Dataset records
****
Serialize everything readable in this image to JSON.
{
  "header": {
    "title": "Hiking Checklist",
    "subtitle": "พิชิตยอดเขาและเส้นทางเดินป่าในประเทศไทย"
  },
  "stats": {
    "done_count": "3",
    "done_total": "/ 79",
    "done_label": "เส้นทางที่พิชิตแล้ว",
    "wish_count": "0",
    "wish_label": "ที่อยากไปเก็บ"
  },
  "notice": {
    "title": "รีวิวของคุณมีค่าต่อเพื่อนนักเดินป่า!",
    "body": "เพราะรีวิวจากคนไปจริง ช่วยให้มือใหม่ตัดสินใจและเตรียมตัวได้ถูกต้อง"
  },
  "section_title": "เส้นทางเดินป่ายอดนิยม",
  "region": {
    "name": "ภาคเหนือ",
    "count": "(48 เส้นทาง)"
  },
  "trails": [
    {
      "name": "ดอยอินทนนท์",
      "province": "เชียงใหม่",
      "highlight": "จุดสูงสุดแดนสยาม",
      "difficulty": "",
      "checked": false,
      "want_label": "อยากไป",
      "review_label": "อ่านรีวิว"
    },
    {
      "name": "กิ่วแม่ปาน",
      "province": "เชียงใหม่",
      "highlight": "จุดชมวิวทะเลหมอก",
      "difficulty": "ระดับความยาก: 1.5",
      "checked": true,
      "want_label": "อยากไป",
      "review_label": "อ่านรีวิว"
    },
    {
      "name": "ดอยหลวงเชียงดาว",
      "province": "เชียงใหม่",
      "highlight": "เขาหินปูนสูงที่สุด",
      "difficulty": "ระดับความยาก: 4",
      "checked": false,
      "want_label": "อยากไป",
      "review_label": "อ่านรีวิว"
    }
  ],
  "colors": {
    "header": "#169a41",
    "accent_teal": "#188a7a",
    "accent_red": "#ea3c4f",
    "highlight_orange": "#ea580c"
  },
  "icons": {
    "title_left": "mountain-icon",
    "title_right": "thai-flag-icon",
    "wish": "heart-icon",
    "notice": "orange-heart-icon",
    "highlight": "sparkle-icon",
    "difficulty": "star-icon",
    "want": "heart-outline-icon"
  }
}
****
→ SET TASK
Reproduce each entry exactly, leaving out nothing.

→ FINISHED ANSWER
Serialize everything readable in this image to JSON.
{
  "header": {
    "title": "Hiking Checklist",
    "subtitle": "พิชิตยอดเขาและเส้นทางเดินป่าในประเทศไทย"
  },
  "stats": {
    "done_count": "3",
    "done_total": "/ 79",
    "done_label": "เส้นทางที่พิชิตแล้ว",
    "wish_count": "0",
    "wish_label": "ที่อยากไปเก็บ"
  },
  "notice": {
    "title": "รีวิวของคุณมีค่าต่อเพื่อนนักเดินป่า!",
    "body": "เพราะรีวิวจากคนไปจริง ช่วยให้มือใหม่ตัดสินใจและเตรียมตัวได้ถูกต้อง"
  },
  "section_title": "เส้นทางเดินป่ายอดนิยม",
  "region": {
    "name": "ภาคเหนือ",
    "count": "(48 เส้นทาง)"
  },
  "trails": [
    {
      "name": "ดอยอินทนนท์",
      "province": "เชียงใหม่",
      "highlight": "จุดสูงสุดแดนสยาม",
      "difficulty": "",
      "checked": false,
      "want_label": "อยากไป",
      "review_label": "อ่านรีวิว"
    },
    {
      "name": "กิ่วแม่ปาน",
      "province": "เชียงใหม่",
      "highlight": "จุดชมวิวทะเลหมอก",
      "difficulty": "ระดับความยาก: 1.5",
      "checked": true,
      "want_label": "อยากไป",
      "review_label": "อ่านรีวิว"
    },
    {
      "name": "ดอยหลวงเชียงดาว",
      "province": "เชียงใหม่",
      "highlight": "เขาหินปูนสูงที่สุด",
      "difficulty": "ระดับความยาก: 4",
      "checked": false,
      "want_label": "อยากไป",
      "review_label": "อ่านรีวิว"
    }
  ],
  "colors": {
    "header": "#169a41",
    "accent_teal": "#188a7a",
    "accent_red": "#ea3c4f",
    "highlight_orange": "#ea580c"
  },
  "icons": {
    "title_left": "mountain-icon",
    "title_right": "thai-flag-icon",
    "wish": "heart-icon",
    "notice": "orange-heart-icon",
    "highlight": "sparkle-icon",
    "difficulty": "star-icon",
    "want": "heart-outline-icon"
  }
}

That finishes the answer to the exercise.